What you should do
Look through the data and write out every line with the word "国家统计局" in it.

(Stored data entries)
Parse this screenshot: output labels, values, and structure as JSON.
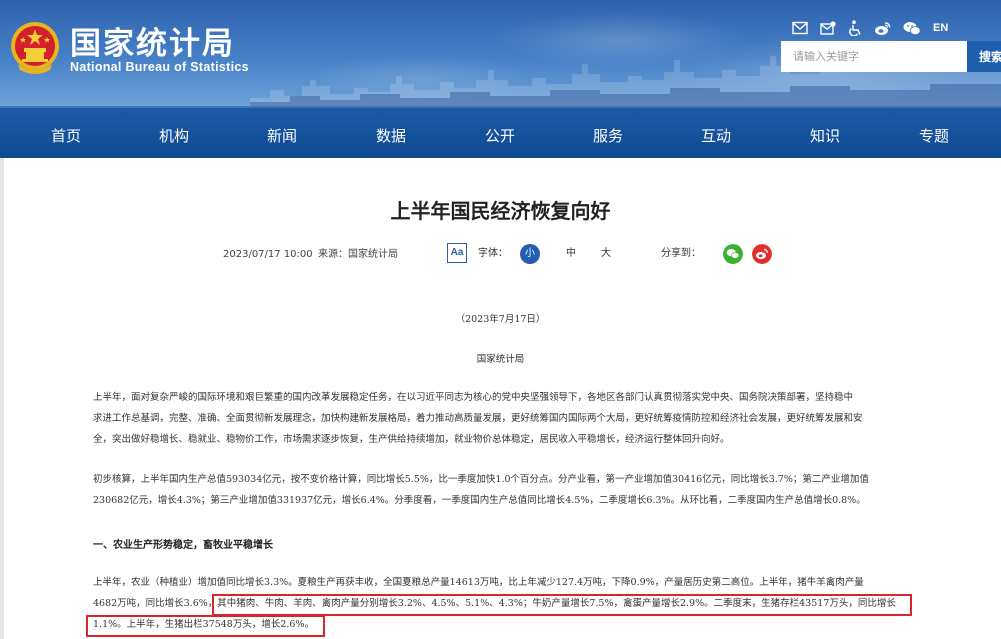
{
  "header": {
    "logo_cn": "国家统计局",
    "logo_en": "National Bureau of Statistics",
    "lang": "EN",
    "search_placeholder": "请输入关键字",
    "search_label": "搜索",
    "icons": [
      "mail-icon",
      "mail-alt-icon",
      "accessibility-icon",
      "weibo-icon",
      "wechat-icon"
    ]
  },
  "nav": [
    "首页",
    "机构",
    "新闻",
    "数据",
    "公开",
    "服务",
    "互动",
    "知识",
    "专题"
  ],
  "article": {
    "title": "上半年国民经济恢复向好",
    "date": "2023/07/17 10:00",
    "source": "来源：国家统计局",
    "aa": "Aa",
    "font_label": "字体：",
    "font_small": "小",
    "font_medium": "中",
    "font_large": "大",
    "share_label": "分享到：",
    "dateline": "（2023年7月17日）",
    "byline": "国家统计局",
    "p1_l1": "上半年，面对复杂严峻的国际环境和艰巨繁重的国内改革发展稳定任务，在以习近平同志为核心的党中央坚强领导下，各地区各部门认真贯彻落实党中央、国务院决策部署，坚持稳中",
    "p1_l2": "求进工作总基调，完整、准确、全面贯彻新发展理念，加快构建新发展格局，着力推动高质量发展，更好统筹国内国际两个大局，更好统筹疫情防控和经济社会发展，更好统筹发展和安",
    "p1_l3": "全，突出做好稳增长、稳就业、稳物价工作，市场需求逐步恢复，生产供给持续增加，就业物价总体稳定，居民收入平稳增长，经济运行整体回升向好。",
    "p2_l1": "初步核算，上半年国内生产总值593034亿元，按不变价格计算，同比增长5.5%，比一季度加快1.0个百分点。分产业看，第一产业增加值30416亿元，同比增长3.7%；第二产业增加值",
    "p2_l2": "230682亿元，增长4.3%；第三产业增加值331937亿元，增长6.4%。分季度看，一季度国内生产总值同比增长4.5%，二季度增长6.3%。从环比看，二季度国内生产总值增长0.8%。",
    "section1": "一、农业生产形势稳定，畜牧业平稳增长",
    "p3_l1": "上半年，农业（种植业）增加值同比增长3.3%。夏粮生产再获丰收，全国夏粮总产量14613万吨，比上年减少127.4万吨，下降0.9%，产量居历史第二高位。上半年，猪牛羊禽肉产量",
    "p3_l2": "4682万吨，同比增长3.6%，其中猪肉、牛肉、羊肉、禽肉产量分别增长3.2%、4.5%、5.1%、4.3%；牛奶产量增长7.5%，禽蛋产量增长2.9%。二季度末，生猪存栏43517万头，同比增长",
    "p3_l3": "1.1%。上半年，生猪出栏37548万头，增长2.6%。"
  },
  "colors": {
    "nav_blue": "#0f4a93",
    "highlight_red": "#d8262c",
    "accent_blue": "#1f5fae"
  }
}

Answer below
    "logo_cn": "国家统计局",
    "source": "来源：国家统计局",
    "byline": "国家统计局",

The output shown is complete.